Exercise instructions >>
From the listing that follows, output everything exactly except the pictures.

Exercise input >>
%%

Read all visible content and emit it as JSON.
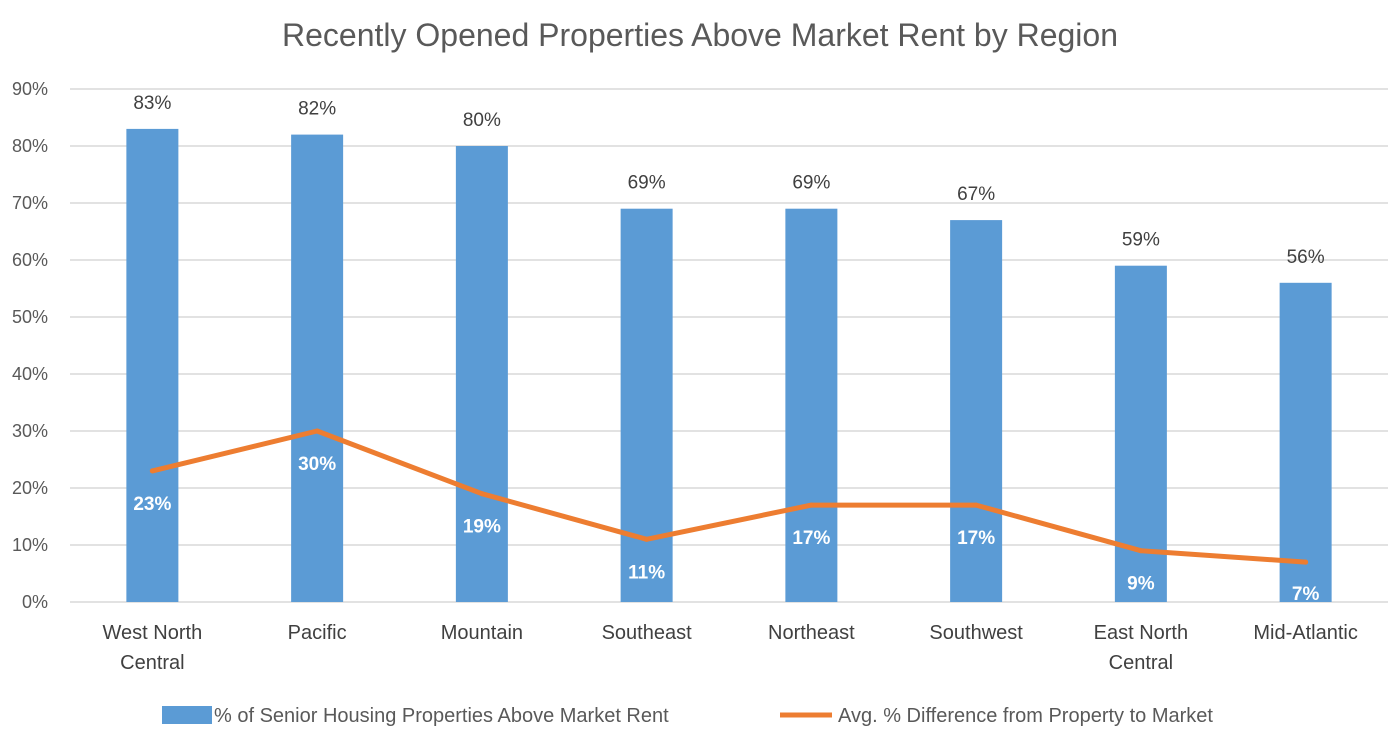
{
  "chart_data": {
    "type": "bar",
    "title": "Recently Opened Properties Above Market Rent by Region",
    "categories": [
      [
        "West North",
        "Central"
      ],
      [
        "Pacific"
      ],
      [
        "Mountain"
      ],
      [
        "Southeast"
      ],
      [
        "Northeast"
      ],
      [
        "Southwest"
      ],
      [
        "East North",
        "Central"
      ],
      [
        "Mid-Atlantic"
      ]
    ],
    "y_ticks": [
      "0%",
      "10%",
      "20%",
      "30%",
      "40%",
      "50%",
      "60%",
      "70%",
      "80%",
      "90%"
    ],
    "ylim": [
      0,
      90
    ],
    "grid": true,
    "legend_position": "bottom",
    "series": [
      {
        "name": "% of Senior Housing Properties Above Market Rent",
        "type": "bar",
        "color": "#5b9bd5",
        "values": [
          83,
          82,
          80,
          69,
          69,
          67,
          59,
          56
        ],
        "labels": [
          "83%",
          "82%",
          "80%",
          "69%",
          "69%",
          "67%",
          "59%",
          "56%"
        ]
      },
      {
        "name": "Avg. % Difference from Property to Market",
        "type": "line",
        "color": "#ed7d31",
        "values": [
          23,
          30,
          19,
          11,
          17,
          17,
          9,
          7
        ],
        "labels": [
          "23%",
          "30%",
          "19%",
          "11%",
          "17%",
          "17%",
          "9%",
          "7%"
        ]
      }
    ]
  }
}
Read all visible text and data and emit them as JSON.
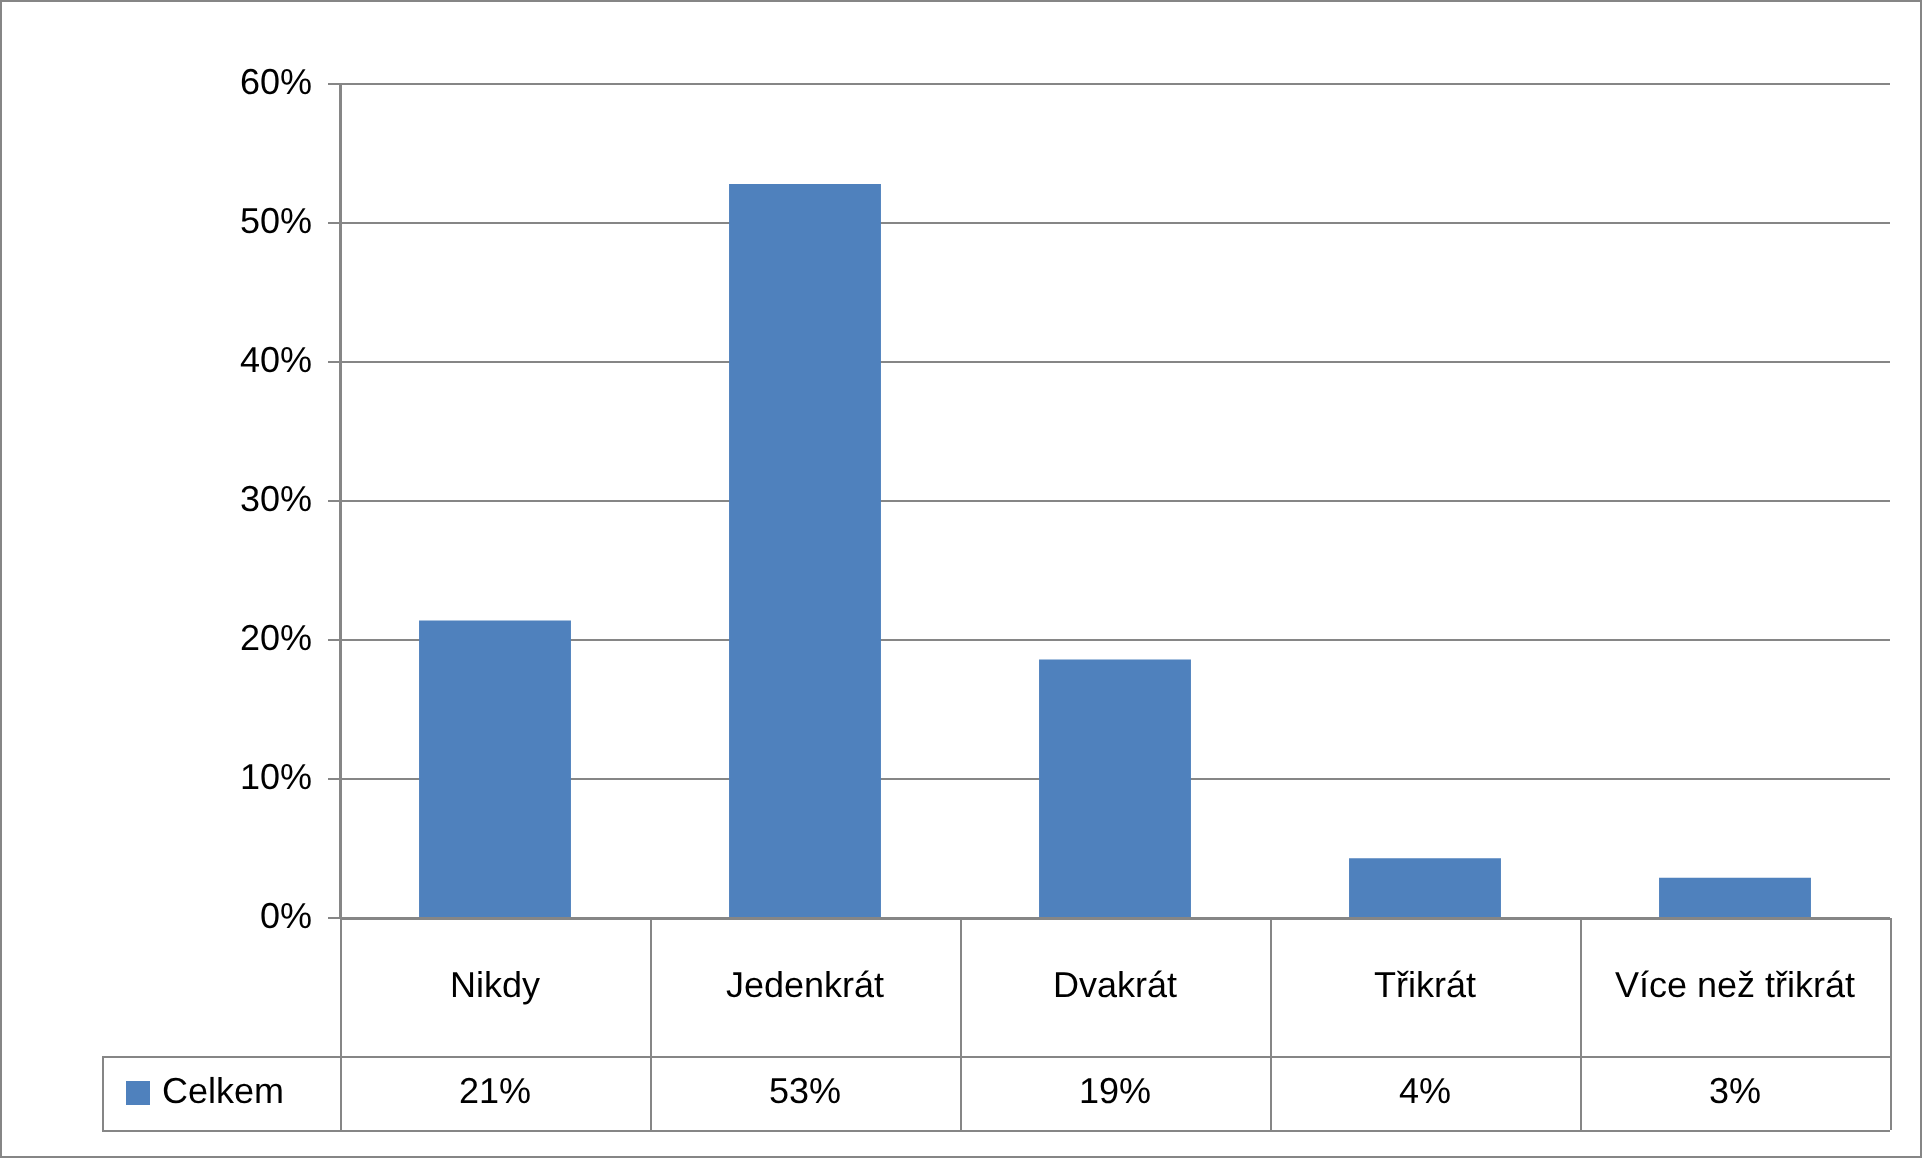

%%

The solution >>
Read all visible content and emit it as JSON.
{
  "chart_data": {
    "type": "bar",
    "title": "Recently Opened Properties Above Market Rent by Region",
    "categories": [
      [
        "West North",
        "Central"
      ],
      [
        "Pacific"
      ],
      [
        "Mountain"
      ],
      [
        "Southeast"
      ],
      [
        "Northeast"
      ],
      [
        "Southwest"
      ],
      [
        "East North",
        "Central"
      ],
      [
        "Mid-Atlantic"
      ]
    ],
    "y_ticks": [
      "0%",
      "10%",
      "20%",
      "30%",
      "40%",
      "50%",
      "60%",
      "70%",
      "80%",
      "90%"
    ],
    "ylim": [
      0,
      90
    ],
    "grid": true,
    "legend_position": "bottom",
    "series": [
      {
        "name": "% of Senior Housing Properties Above Market Rent",
        "type": "bar",
        "color": "#5b9bd5",
        "values": [
          83,
          82,
          80,
          69,
          69,
          67,
          59,
          56
        ],
        "labels": [
          "83%",
          "82%",
          "80%",
          "69%",
          "69%",
          "67%",
          "59%",
          "56%"
        ]
      },
      {
        "name": "Avg. % Difference from Property to Market",
        "type": "line",
        "color": "#ed7d31",
        "values": [
          23,
          30,
          19,
          11,
          17,
          17,
          9,
          7
        ],
        "labels": [
          "23%",
          "30%",
          "19%",
          "11%",
          "17%",
          "17%",
          "9%",
          "7%"
        ]
      }
    ]
  }
}
Read all visible text and data and emit them as JSON.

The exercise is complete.